### WORK TO DO
Below are records to be output exactly, every one of them.

### MATERIAL PROVIDED
******************************

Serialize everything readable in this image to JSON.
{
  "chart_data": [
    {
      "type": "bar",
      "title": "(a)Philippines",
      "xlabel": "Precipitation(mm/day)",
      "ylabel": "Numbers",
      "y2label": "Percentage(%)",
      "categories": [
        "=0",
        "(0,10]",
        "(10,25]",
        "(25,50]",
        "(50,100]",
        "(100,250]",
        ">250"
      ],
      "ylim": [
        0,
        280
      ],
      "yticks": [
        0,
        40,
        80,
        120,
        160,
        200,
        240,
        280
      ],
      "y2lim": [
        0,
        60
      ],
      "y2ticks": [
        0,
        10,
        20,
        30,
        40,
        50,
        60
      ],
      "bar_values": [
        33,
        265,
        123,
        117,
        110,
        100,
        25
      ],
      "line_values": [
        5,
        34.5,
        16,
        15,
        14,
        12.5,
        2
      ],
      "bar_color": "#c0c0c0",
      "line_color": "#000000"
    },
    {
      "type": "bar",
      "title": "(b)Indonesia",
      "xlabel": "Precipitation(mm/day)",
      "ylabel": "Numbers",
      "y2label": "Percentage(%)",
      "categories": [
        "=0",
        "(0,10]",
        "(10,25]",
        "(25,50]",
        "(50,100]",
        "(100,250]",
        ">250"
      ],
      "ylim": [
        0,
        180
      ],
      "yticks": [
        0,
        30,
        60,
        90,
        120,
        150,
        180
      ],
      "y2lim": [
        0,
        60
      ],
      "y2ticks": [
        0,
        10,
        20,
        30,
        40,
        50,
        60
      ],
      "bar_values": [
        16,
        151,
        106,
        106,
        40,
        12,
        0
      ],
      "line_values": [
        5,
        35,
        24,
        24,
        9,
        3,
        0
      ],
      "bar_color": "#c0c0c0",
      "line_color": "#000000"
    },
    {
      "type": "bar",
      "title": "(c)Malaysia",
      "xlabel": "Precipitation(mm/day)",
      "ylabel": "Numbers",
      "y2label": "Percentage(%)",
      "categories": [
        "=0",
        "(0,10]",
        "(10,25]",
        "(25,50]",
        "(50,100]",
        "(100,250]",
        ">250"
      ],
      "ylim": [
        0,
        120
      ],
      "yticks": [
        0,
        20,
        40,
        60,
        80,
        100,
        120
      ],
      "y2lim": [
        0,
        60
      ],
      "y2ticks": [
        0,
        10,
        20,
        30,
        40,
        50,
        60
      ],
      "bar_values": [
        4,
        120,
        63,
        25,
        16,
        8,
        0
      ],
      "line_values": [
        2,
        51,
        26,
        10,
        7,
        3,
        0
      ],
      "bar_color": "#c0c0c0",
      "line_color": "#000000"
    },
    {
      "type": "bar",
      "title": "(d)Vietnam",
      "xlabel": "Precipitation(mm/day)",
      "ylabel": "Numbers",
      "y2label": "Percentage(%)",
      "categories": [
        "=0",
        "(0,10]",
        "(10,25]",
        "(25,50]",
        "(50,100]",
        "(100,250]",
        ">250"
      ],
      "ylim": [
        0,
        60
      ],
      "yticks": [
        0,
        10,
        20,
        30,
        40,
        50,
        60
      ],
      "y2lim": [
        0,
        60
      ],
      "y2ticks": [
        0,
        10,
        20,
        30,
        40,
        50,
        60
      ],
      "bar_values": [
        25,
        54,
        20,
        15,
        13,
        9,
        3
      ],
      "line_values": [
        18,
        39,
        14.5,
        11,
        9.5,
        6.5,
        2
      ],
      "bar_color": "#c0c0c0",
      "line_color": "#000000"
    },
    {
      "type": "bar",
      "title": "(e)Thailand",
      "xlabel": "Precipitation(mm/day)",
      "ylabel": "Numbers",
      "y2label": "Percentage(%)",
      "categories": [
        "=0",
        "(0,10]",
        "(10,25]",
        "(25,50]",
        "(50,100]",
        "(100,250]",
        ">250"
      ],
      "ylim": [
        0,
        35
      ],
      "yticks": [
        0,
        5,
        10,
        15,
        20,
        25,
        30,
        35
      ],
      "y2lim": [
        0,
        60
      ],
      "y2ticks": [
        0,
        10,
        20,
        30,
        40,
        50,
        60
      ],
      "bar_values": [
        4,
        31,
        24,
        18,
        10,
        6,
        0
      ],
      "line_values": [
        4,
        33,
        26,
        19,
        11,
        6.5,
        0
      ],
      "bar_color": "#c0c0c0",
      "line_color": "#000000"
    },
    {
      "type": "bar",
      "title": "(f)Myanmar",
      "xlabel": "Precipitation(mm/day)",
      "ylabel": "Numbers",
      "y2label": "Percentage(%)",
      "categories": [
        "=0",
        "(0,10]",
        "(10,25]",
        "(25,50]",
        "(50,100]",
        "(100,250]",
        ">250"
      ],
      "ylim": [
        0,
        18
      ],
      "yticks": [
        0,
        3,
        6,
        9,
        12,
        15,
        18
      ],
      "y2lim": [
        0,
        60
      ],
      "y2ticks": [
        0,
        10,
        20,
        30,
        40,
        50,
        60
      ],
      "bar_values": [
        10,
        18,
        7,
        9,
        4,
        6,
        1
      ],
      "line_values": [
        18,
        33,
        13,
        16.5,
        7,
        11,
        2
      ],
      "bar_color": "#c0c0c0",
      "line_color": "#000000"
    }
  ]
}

******************************

### SOLUTION TO THIS PROBLEM
Serialize everything readable in this image to JSON.
{
  "chart_data": [
    {
      "type": "bar",
      "title": "(a)Philippines",
      "xlabel": "Precipitation(mm/day)",
      "ylabel": "Numbers",
      "y2label": "Percentage(%)",
      "categories": [
        "=0",
        "(0,10]",
        "(10,25]",
        "(25,50]",
        "(50,100]",
        "(100,250]",
        ">250"
      ],
      "ylim": [
        0,
        280
      ],
      "yticks": [
        0,
        40,
        80,
        120,
        160,
        200,
        240,
        280
      ],
      "y2lim": [
        0,
        60
      ],
      "y2ticks": [
        0,
        10,
        20,
        30,
        40,
        50,
        60
      ],
      "bar_values": [
        33,
        265,
        123,
        117,
        110,
        100,
        25
      ],
      "line_values": [
        5,
        34.5,
        16,
        15,
        14,
        12.5,
        2
      ],
      "bar_color": "#c0c0c0",
      "line_color": "#000000"
    },
    {
      "type": "bar",
      "title": "(b)Indonesia",
      "xlabel": "Precipitation(mm/day)",
      "ylabel": "Numbers",
      "y2label": "Percentage(%)",
      "categories": [
        "=0",
        "(0,10]",
        "(10,25]",
        "(25,50]",
        "(50,100]",
        "(100,250]",
        ">250"
      ],
      "ylim": [
        0,
        180
      ],
      "yticks": [
        0,
        30,
        60,
        90,
        120,
        150,
        180
      ],
      "y2lim": [
        0,
        60
      ],
      "y2ticks": [
        0,
        10,
        20,
        30,
        40,
        50,
        60
      ],
      "bar_values": [
        16,
        151,
        106,
        106,
        40,
        12,
        0
      ],
      "line_values": [
        5,
        35,
        24,
        24,
        9,
        3,
        0
      ],
      "bar_color": "#c0c0c0",
      "line_color": "#000000"
    },
    {
      "type": "bar",
      "title": "(c)Malaysia",
      "xlabel": "Precipitation(mm/day)",
      "ylabel": "Numbers",
      "y2label": "Percentage(%)",
      "categories": [
        "=0",
        "(0,10]",
        "(10,25]",
        "(25,50]",
        "(50,100]",
        "(100,250]",
        ">250"
      ],
      "ylim": [
        0,
        120
      ],
      "yticks": [
        0,
        20,
        40,
        60,
        80,
        100,
        120
      ],
      "y2lim": [
        0,
        60
      ],
      "y2ticks": [
        0,
        10,
        20,
        30,
        40,
        50,
        60
      ],
      "bar_values": [
        4,
        120,
        63,
        25,
        16,
        8,
        0
      ],
      "line_values": [
        2,
        51,
        26,
        10,
        7,
        3,
        0
      ],
      "bar_color": "#c0c0c0",
      "line_color": "#000000"
    },
    {
      "type": "bar",
      "title": "(d)Vietnam",
      "xlabel": "Precipitation(mm/day)",
      "ylabel": "Numbers",
      "y2label": "Percentage(%)",
      "categories": [
        "=0",
        "(0,10]",
        "(10,25]",
        "(25,50]",
        "(50,100]",
        "(100,250]",
        ">250"
      ],
      "ylim": [
        0,
        60
      ],
      "yticks": [
        0,
        10,
        20,
        30,
        40,
        50,
        60
      ],
      "y2lim": [
        0,
        60
      ],
      "y2ticks": [
        0,
        10,
        20,
        30,
        40,
        50,
        60
      ],
      "bar_values": [
        25,
        54,
        20,
        15,
        13,
        9,
        3
      ],
      "line_values": [
        18,
        39,
        14.5,
        11,
        9.5,
        6.5,
        2
      ],
      "bar_color": "#c0c0c0",
      "line_color": "#000000"
    },
    {
      "type": "bar",
      "title": "(e)Thailand",
      "xlabel": "Precipitation(mm/day)",
      "ylabel": "Numbers",
      "y2label": "Percentage(%)",
      "categories": [
        "=0",
        "(0,10]",
        "(10,25]",
        "(25,50]",
        "(50,100]",
        "(100,250]",
        ">250"
      ],
      "ylim": [
        0,
        35
      ],
      "yticks": [
        0,
        5,
        10,
        15,
        20,
        25,
        30,
        35
      ],
      "y2lim": [
        0,
        60
      ],
      "y2ticks": [
        0,
        10,
        20,
        30,
        40,
        50,
        60
      ],
      "bar_values": [
        4,
        31,
        24,
        18,
        10,
        6,
        0
      ],
      "line_values": [
        4,
        33,
        26,
        19,
        11,
        6.5,
        0
      ],
      "bar_color": "#c0c0c0",
      "line_color": "#000000"
    },
    {
      "type": "bar",
      "title": "(f)Myanmar",
      "xlabel": "Precipitation(mm/day)",
      "ylabel": "Numbers",
      "y2label": "Percentage(%)",
      "categories": [
        "=0",
        "(0,10]",
        "(10,25]",
        "(25,50]",
        "(50,100]",
        "(100,250]",
        ">250"
      ],
      "ylim": [
        0,
        18
      ],
      "yticks": [
        0,
        3,
        6,
        9,
        12,
        15,
        18
      ],
      "y2lim": [
        0,
        60
      ],
      "y2ticks": [
        0,
        10,
        20,
        30,
        40,
        50,
        60
      ],
      "bar_values": [
        10,
        18,
        7,
        9,
        4,
        6,
        1
      ],
      "line_values": [
        18,
        33,
        13,
        16.5,
        7,
        11,
        2
      ],
      "bar_color": "#c0c0c0",
      "line_color": "#000000"
    }
  ]
}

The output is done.